◆ **THE INPUT**:
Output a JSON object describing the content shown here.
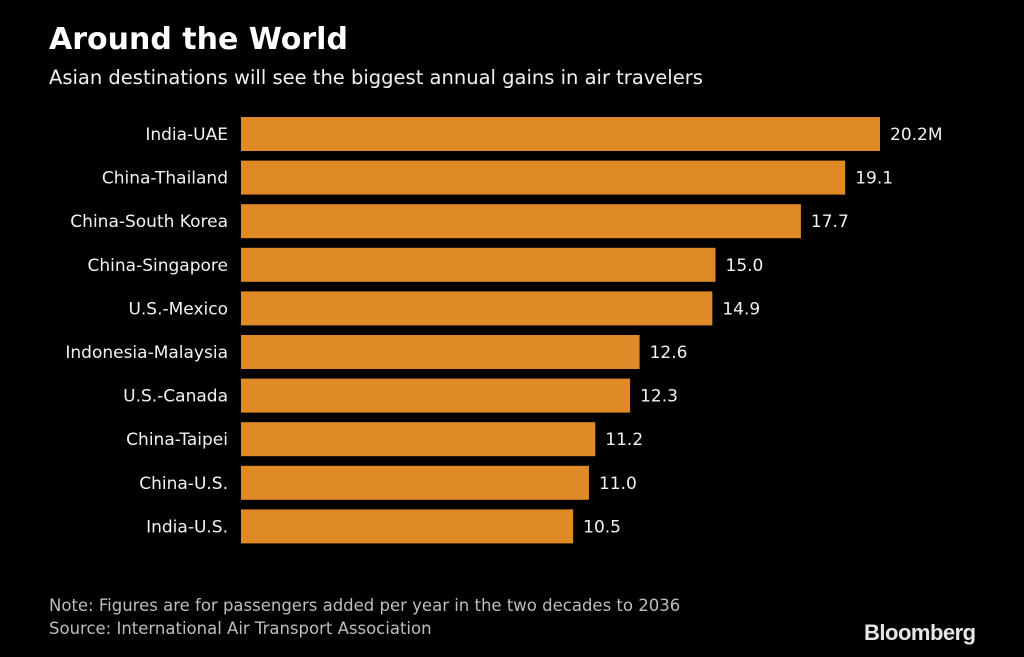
{
  "chart_data": {
    "type": "bar",
    "orientation": "horizontal",
    "title": "Around the World",
    "subtitle": "Asian destinations will see the biggest annual gains in air travelers",
    "categories": [
      "India-UAE",
      "China-Thailand",
      "China-South Korea",
      "China-Singapore",
      "U.S.-Mexico",
      "Indonesia-Malaysia",
      "U.S.-Canada",
      "China-Taipei",
      "China-U.S.",
      "India-U.S."
    ],
    "values": [
      20.2,
      19.1,
      17.7,
      15.0,
      14.9,
      12.6,
      12.3,
      11.2,
      11.0,
      10.5
    ],
    "value_labels": [
      "20.2M",
      "19.1",
      "17.7",
      "15.0",
      "14.9",
      "12.6",
      "12.3",
      "11.2",
      "11.0",
      "10.5"
    ],
    "unit": "million passengers",
    "xlim": [
      0,
      20.2
    ],
    "grid": false,
    "bar_color": "#df8a27"
  },
  "note": "Note: Figures are for passengers added per year in the two decades to 2036",
  "source": "Source: International Air Transport Association",
  "logo": "Bloomberg"
}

◆ **GIVEN EXERCISE**: Which lines include "passengers"? Copy each of them out.

◆ **WORKED ANSWER**:
    "unit": "million passengers",
  "note": "Note: Figures are for passengers added per year in the two decades to 2036",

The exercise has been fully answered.